:: READING TEXT ::

As Dr Chaos activates his device, the car, some scrap metal and wood and two confused looking suits are thrown against the ceiling on the warehouse. The car's oil tank must have ripped, as gasoline pours out, building a puddle  over your heads.
Octavia quickly snatches the apparent leader, lifting him a bit up. He is to stunned to free himself from the chain remaining eerily silent. 
The remaining gangmembers and suits concentrate their fire on Dr Chaos and crucible...
but the gravity pulls most of the bullets upwards and Crucible seems to be immune versus their mundane firearms.
The gang-leader struggles against the chain, but is unable to escape Octavia's clutch.
The situation seems under control, until the swollen up and enlarged thug picks up a crate and hurls it at crucible...


[sblock=ooc]
Toughness save (1d20+5=21), oops, had to be a fortitude save. So he hits DC 19. The DC of the stun attack was 10+ 4 (dam level) + 2 ( Deadly aim)
Resists.

*Where is 'deadly aim' from again?*

Combined Suits  attack vs Chaos (1d20+1=5, 1d20+1=20, 1d20+1=3, 1d20+1=18) Hit, DC20 Toughness check
Chaos Toughness save (1d20+9=26)

Combined Suits  attack vs Crucible (1d20+1=15, 1d20+1=15, 1d20+1=20, 1d20+1=9) Hit for damage 7 = Below Impervious

Combined Gang  attack vs Chaos (1d20+2=15, 1d20+2=6, 1d20+2=9, 1d20+2=13) miss

Combined Gang attack vs Crucible (1d20+2=5, 1d20+2=13, 1d20+2=22) under impervious

Leader grapple check (1d20+6=19) but Octavia can take 10 vs minion. No effect, still grappled

Thrown crate (1d20+8=17) vs Crucible.
DC 23 Toughness save.

Crucible Toughness save (1d20+7=17)  stunned and bruised (if not doing a reroll via HP)

8 Gang-members - 7 remaining
1 Gang-leader - (out)
10 suits - 8 remaining
1 brute - 
[/sblock]

ooc: Hero's turn. Remember you can use Hero Points for re-rolls.


----------



## jkason (Aug 20, 2010)

*Brick*

Hearing the sounds of the fight escalate, Brick literally leaps into the warehouse.

"Anyone need some help?"

((OOC: not sure how long it would have taken him to run the distance, so figured I'd use Brick's Leaping power to finish off his trying to get to the fight in time.))


----------



## Voda Vosa (Aug 21, 2010)

Dr. Chaos moves from below the car at a prodential distance, before deactivating his gravity control device, making the thinks fall to the ground. He then focuses his glove on the brute. He activates a series of bottoms and shoots a blast of gravitic energy towards the brute, attempting to pin it in place. *
"Stay low crreaturre, I, Doctorr Chaos commands you so!"*

_
Gravity blast: 18 vs Brute. If hit, Damage DC 19, and I think Ranged Pin takes effect. Also I realized I should have used Master Plan before entering the warehouse for extra bonuses! _


----------



## knightemplar (Aug 21, 2010)

:::
:: ITEMS ::

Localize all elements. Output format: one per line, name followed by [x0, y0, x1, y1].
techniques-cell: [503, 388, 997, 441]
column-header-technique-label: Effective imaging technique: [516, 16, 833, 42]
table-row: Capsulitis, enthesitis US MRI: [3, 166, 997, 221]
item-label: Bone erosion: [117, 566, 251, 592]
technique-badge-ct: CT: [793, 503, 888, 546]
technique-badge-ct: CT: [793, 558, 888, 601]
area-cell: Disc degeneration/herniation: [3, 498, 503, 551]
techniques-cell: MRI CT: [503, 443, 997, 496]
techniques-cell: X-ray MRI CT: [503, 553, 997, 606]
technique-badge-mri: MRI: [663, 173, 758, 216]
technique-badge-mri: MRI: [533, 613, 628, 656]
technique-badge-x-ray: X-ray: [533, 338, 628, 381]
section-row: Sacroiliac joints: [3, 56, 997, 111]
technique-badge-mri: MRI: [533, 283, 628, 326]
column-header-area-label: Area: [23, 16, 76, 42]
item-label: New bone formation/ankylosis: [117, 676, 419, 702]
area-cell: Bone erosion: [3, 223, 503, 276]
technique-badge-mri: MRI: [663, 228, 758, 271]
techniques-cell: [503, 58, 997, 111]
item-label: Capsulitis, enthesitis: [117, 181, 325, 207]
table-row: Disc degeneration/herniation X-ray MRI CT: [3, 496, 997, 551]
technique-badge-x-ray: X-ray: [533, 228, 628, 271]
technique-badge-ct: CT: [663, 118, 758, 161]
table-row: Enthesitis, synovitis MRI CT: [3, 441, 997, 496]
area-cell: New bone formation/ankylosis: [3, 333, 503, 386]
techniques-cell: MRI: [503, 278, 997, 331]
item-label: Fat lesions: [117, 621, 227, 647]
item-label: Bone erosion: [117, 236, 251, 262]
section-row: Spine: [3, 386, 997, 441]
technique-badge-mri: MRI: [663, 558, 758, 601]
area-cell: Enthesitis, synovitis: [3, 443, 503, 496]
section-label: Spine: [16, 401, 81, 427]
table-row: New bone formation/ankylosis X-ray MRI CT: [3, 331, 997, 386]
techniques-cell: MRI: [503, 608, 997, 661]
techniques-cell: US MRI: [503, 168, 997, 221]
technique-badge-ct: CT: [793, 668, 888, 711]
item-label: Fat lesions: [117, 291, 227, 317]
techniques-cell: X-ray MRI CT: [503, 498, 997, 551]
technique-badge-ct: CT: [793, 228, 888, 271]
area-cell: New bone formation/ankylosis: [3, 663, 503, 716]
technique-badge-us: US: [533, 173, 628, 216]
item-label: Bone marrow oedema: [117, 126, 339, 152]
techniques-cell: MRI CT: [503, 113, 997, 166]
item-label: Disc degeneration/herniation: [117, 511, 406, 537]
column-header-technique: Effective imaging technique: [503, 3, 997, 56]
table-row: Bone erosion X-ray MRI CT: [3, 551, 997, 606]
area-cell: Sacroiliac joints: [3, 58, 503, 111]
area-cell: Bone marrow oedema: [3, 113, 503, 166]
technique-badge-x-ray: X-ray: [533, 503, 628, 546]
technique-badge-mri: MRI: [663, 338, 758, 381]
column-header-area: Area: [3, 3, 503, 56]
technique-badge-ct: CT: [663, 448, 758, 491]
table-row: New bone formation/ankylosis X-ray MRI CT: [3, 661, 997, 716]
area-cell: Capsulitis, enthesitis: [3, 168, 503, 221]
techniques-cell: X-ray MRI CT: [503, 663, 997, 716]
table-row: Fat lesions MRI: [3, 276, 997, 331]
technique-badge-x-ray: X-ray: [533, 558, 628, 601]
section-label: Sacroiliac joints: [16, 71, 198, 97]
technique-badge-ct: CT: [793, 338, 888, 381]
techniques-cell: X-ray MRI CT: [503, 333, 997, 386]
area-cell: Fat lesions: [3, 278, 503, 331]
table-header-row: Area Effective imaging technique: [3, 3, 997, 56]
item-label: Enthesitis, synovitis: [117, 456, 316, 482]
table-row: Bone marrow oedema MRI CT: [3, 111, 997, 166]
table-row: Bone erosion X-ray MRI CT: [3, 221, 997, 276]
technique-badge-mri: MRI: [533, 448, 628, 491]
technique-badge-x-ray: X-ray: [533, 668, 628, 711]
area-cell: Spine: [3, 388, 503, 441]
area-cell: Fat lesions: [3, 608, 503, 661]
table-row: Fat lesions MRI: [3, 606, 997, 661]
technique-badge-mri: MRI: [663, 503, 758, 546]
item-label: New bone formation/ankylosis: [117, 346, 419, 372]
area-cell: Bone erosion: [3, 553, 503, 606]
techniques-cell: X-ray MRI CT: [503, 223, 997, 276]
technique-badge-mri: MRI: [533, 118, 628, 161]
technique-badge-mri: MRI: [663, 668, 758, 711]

:::

EXERCISE DESCRIPTION: In the role-playing thread, which of Brick's powers is used to get him into the warehouse? Answer from the text alone, without drawing on the data.

EXERCISE ANSWER: His Leaping power.